TO BE DONE —
Output the line containing "What's the underlying" and all subsequent lines of the listing below, copied exactly, with no other lines.

--- BEGIN PROVIDED RECORDS ---

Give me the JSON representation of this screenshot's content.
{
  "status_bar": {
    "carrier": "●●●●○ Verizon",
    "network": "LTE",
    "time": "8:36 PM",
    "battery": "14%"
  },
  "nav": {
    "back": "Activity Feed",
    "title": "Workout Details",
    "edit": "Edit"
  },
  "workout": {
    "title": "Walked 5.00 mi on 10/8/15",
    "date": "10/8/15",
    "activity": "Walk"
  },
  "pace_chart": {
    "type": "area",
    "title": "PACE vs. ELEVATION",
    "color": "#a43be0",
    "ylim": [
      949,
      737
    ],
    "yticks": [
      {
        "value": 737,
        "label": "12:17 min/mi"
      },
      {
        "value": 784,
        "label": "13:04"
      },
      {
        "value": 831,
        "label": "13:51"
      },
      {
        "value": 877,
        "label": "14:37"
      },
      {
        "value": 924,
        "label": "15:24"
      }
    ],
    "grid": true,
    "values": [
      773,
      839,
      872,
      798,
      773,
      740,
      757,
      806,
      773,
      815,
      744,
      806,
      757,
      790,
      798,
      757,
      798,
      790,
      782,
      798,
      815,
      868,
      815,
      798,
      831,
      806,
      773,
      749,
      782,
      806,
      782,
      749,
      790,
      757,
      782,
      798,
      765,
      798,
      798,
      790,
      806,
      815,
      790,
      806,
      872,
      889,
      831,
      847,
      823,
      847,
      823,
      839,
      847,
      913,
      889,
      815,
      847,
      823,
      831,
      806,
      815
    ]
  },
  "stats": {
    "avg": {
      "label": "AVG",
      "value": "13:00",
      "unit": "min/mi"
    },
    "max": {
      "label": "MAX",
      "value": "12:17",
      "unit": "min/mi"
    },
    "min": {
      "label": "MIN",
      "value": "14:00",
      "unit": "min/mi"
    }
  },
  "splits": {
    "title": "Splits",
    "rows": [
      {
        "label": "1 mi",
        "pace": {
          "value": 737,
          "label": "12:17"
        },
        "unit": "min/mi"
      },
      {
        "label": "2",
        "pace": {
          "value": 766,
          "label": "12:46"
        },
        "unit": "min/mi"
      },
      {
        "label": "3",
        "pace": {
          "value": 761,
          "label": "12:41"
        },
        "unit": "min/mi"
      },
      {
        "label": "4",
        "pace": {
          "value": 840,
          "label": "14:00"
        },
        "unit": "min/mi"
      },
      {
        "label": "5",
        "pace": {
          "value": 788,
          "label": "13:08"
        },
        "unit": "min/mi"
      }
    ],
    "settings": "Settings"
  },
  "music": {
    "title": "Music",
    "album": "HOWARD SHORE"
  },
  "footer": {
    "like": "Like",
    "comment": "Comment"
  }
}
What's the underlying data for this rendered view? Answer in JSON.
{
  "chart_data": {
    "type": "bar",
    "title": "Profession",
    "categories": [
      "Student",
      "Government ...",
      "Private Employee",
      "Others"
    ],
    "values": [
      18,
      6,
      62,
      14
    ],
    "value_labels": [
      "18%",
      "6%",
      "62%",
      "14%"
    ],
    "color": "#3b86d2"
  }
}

--- END PROVIDED RECORDS ---

RESULT FOR THIS TASK —
What's the underlying data for this rendered view? Answer in JSON.
{
  "chart_data": {
    "type": "bar",
    "title": "Profession",
    "categories": [
      "Student",
      "Government ...",
      "Private Employee",
      "Others"
    ],
    "values": [
      18,
      6,
      62,
      14
    ],
    "value_labels": [
      "18%",
      "6%",
      "62%",
      "14%"
    ],
    "color": "#3b86d2"
  }
}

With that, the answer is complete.